BRIEF: Output every record word for word.

TASK INPUT:
- - -

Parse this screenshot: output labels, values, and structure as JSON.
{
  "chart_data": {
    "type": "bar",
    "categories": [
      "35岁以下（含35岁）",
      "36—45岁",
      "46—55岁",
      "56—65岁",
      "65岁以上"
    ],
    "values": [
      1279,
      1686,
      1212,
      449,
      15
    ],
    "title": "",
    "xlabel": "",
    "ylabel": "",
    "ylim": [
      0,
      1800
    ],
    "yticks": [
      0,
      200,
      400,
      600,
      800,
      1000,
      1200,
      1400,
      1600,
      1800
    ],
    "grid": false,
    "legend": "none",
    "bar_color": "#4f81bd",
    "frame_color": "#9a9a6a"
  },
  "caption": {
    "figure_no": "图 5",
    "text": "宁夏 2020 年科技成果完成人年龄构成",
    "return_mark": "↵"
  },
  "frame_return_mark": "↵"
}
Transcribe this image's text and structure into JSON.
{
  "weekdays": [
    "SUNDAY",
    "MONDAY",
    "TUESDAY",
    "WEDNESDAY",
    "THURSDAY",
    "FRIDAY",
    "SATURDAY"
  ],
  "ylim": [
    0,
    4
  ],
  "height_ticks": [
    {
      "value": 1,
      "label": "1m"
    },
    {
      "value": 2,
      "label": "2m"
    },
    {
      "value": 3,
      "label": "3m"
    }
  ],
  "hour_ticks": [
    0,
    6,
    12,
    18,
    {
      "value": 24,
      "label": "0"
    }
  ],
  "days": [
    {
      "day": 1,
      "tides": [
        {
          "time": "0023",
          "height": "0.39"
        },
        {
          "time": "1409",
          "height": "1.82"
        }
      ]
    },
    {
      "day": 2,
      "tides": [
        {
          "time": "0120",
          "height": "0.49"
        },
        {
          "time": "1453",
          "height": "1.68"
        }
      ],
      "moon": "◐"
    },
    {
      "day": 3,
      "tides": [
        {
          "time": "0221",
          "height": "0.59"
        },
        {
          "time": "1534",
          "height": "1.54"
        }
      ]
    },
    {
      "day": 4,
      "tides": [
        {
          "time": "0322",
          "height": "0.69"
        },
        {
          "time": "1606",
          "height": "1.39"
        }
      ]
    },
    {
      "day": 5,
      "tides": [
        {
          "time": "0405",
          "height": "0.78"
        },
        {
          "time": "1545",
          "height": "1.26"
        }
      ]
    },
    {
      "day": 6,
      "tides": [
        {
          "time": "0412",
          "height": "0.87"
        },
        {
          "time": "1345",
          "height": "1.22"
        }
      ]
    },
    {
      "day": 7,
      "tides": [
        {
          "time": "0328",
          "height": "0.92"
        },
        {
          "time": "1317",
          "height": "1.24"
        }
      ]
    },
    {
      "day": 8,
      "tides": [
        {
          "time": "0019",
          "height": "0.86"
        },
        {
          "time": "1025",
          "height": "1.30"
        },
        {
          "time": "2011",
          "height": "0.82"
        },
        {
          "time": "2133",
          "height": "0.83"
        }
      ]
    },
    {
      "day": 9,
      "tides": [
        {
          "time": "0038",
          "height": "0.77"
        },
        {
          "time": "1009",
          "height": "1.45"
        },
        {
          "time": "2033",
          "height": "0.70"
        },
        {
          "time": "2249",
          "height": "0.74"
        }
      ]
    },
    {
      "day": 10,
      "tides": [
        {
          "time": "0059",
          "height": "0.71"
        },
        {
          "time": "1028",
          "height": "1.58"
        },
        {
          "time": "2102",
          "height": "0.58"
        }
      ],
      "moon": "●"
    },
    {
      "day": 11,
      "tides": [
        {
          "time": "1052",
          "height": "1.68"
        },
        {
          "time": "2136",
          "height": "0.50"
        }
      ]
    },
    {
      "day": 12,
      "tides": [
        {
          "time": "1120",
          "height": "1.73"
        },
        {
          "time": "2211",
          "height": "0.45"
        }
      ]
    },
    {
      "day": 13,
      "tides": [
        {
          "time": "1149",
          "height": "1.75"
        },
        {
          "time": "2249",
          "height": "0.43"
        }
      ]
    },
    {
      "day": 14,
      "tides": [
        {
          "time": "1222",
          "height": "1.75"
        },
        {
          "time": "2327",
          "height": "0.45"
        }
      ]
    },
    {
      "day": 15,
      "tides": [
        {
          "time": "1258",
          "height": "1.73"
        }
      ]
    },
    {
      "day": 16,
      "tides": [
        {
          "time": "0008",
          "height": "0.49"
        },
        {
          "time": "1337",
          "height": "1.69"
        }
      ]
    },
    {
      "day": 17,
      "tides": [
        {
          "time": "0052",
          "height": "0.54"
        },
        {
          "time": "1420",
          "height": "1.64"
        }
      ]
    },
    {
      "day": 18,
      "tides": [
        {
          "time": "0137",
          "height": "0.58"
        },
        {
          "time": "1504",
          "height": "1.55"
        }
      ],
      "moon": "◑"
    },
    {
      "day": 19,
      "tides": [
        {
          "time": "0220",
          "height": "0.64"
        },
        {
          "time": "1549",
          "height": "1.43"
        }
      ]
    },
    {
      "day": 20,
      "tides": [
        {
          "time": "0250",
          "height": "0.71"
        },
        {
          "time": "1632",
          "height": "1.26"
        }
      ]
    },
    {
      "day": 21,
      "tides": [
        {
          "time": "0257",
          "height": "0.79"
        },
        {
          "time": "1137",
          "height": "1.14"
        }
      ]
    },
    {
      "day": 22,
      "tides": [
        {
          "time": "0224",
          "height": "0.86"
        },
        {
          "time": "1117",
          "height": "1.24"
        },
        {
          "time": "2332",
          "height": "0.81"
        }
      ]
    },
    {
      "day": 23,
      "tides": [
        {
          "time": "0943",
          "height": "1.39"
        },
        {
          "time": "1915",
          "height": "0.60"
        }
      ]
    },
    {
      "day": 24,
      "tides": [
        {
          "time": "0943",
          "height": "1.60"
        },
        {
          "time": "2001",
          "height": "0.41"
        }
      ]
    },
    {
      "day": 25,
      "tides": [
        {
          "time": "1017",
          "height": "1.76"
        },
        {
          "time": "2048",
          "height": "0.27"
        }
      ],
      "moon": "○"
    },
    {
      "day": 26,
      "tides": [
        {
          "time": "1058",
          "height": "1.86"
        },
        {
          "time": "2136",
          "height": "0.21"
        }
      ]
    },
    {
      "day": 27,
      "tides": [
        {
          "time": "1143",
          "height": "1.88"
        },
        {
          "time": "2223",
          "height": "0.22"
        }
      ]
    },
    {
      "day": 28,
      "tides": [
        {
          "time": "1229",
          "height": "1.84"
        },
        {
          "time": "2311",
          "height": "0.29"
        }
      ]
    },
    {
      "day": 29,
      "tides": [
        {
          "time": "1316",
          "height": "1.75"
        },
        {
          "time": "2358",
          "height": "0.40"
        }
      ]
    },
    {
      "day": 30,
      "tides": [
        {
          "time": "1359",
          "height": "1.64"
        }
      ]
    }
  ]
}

- - -

RESPONSE:
Parse this screenshot: output labels, values, and structure as JSON.
{
  "chart_data": {
    "type": "bar",
    "categories": [
      "35岁以下（含35岁）",
      "36—45岁",
      "46—55岁",
      "56—65岁",
      "65岁以上"
    ],
    "values": [
      1279,
      1686,
      1212,
      449,
      15
    ],
    "title": "",
    "xlabel": "",
    "ylabel": "",
    "ylim": [
      0,
      1800
    ],
    "yticks": [
      0,
      200,
      400,
      600,
      800,
      1000,
      1200,
      1400,
      1600,
      1800
    ],
    "grid": false,
    "legend": "none",
    "bar_color": "#4f81bd",
    "frame_color": "#9a9a6a"
  },
  "caption": {
    "figure_no": "图 5",
    "text": "宁夏 2020 年科技成果完成人年龄构成",
    "return_mark": "↵"
  },
  "frame_return_mark": "↵"
}
Transcribe this image's text and structure into JSON.
{
  "weekdays": [
    "SUNDAY",
    "MONDAY",
    "TUESDAY",
    "WEDNESDAY",
    "THURSDAY",
    "FRIDAY",
    "SATURDAY"
  ],
  "ylim": [
    0,
    4
  ],
  "height_ticks": [
    {
      "value": 1,
      "label": "1m"
    },
    {
      "value": 2,
      "label": "2m"
    },
    {
      "value": 3,
      "label": "3m"
    }
  ],
  "hour_ticks": [
    0,
    6,
    12,
    18,
    {
      "value": 24,
      "label": "0"
    }
  ],
  "days": [
    {
      "day": 1,
      "tides": [
        {
          "time": "0023",
          "height": "0.39"
        },
        {
          "time": "1409",
          "height": "1.82"
        }
      ]
    },
    {
      "day": 2,
      "tides": [
        {
          "time": "0120",
          "height": "0.49"
        },
        {
          "time": "1453",
          "height": "1.68"
        }
      ],
      "moon": "◐"
    },
    {
      "day": 3,
      "tides": [
        {
          "time": "0221",
          "height": "0.59"
        },
        {
          "time": "1534",
          "height": "1.54"
        }
      ]
    },
    {
      "day": 4,
      "tides": [
        {
          "time": "0322",
          "height": "0.69"
        },
        {
          "time": "1606",
          "height": "1.39"
        }
      ]
    },
    {
      "day": 5,
      "tides": [
        {
          "time": "0405",
          "height": "0.78"
        },
        {
          "time": "1545",
          "height": "1.26"
        }
      ]
    },
    {
      "day": 6,
      "tides": [
        {
          "time": "0412",
          "height": "0.87"
        },
        {
          "time": "1345",
          "height": "1.22"
        }
      ]
    },
    {
      "day": 7,
      "tides": [
        {
          "time": "0328",
          "height": "0.92"
        },
        {
          "time": "1317",
          "height": "1.24"
        }
      ]
    },
    {
      "day": 8,
      "tides": [
        {
          "time": "0019",
          "height": "0.86"
        },
        {
          "time": "1025",
          "height": "1.30"
        },
        {
          "time": "2011",
          "height": "0.82"
        },
        {
          "time": "2133",
          "height": "0.83"
        }
      ]
    },
    {
      "day": 9,
      "tides": [
        {
          "time": "0038",
          "height": "0.77"
        },
        {
          "time": "1009",
          "height": "1.45"
        },
        {
          "time": "2033",
          "height": "0.70"
        },
        {
          "time": "2249",
          "height": "0.74"
        }
      ]
    },
    {
      "day": 10,
      "tides": [
        {
          "time": "0059",
          "height": "0.71"
        },
        {
          "time": "1028",
          "height": "1.58"
        },
        {
          "time": "2102",
          "height": "0.58"
        }
      ],
      "moon": "●"
    },
    {
      "day": 11,
      "tides": [
        {
          "time": "1052",
          "height": "1.68"
        },
        {
          "time": "2136",
          "height": "0.50"
        }
      ]
    },
    {
      "day": 12,
      "tides": [
        {
          "time": "1120",
          "height": "1.73"
        },
        {
          "time": "2211",
          "height": "0.45"
        }
      ]
    },
    {
      "day": 13,
      "tides": [
        {
          "time": "1149",
          "height": "1.75"
        },
        {
          "time": "2249",
          "height": "0.43"
        }
      ]
    },
    {
      "day": 14,
      "tides": [
        {
          "time": "1222",
          "height": "1.75"
        },
        {
          "time": "2327",
          "height": "0.45"
        }
      ]
    },
    {
      "day": 15,
      "tides": [
        {
          "time": "1258",
          "height": "1.73"
        }
      ]
    },
    {
      "day": 16,
      "tides": [
        {
          "time": "0008",
          "height": "0.49"
        },
        {
          "time": "1337",
          "height": "1.69"
        }
      ]
    },
    {
      "day": 17,
      "tides": [
        {
          "time": "0052",
          "height": "0.54"
        },
        {
          "time": "1420",
          "height": "1.64"
        }
      ]
    },
    {
      "day": 18,
      "tides": [
        {
          "time": "0137",
          "height": "0.58"
        },
        {
          "time": "1504",
          "height": "1.55"
        }
      ],
      "moon": "◑"
    },
    {
      "day": 19,
      "tides": [
        {
          "time": "0220",
          "height": "0.64"
        },
        {
          "time": "1549",
          "height": "1.43"
        }
      ]
    },
    {
      "day": 20,
      "tides": [
        {
          "time": "0250",
          "height": "0.71"
        },
        {
          "time": "1632",
          "height": "1.26"
        }
      ]
    },
    {
      "day": 21,
      "tides": [
        {
          "time": "0257",
          "height": "0.79"
        },
        {
          "time": "1137",
          "height": "1.14"
        }
      ]
    },
    {
      "day": 22,
      "tides": [
        {
          "time": "0224",
          "height": "0.86"
        },
        {
          "time": "1117",
          "height": "1.24"
        },
        {
          "time": "2332",
          "height": "0.81"
        }
      ]
    },
    {
      "day": 23,
      "tides": [
        {
          "time": "0943",
          "height": "1.39"
        },
        {
          "time": "1915",
          "height": "0.60"
        }
      ]
    },
    {
      "day": 24,
      "tides": [
        {
          "time": "0943",
          "height": "1.60"
        },
        {
          "time": "2001",
          "height": "0.41"
        }
      ]
    },
    {
      "day": 25,
      "tides": [
        {
          "time": "1017",
          "height": "1.76"
        },
        {
          "time": "2048",
          "height": "0.27"
        }
      ],
      "moon": "○"
    },
    {
      "day": 26,
      "tides": [
        {
          "time": "1058",
          "height": "1.86"
        },
        {
          "time": "2136",
          "height": "0.21"
        }
      ]
    },
    {
      "day": 27,
      "tides": [
        {
          "time": "1143",
          "height": "1.88"
        },
        {
          "time": "2223",
          "height": "0.22"
        }
      ]
    },
    {
      "day": 28,
      "tides": [
        {
          "time": "1229",
          "height": "1.84"
        },
        {
          "time": "2311",
          "height": "0.29"
        }
      ]
    },
    {
      "day": 29,
      "tides": [
        {
          "time": "1316",
          "height": "1.75"
        },
        {
          "time": "2358",
          "height": "0.40"
        }
      ]
    },
    {
      "day": 30,
      "tides": [
        {
          "time": "1359",
          "height": "1.64"
        }
      ]
    }
  ]
}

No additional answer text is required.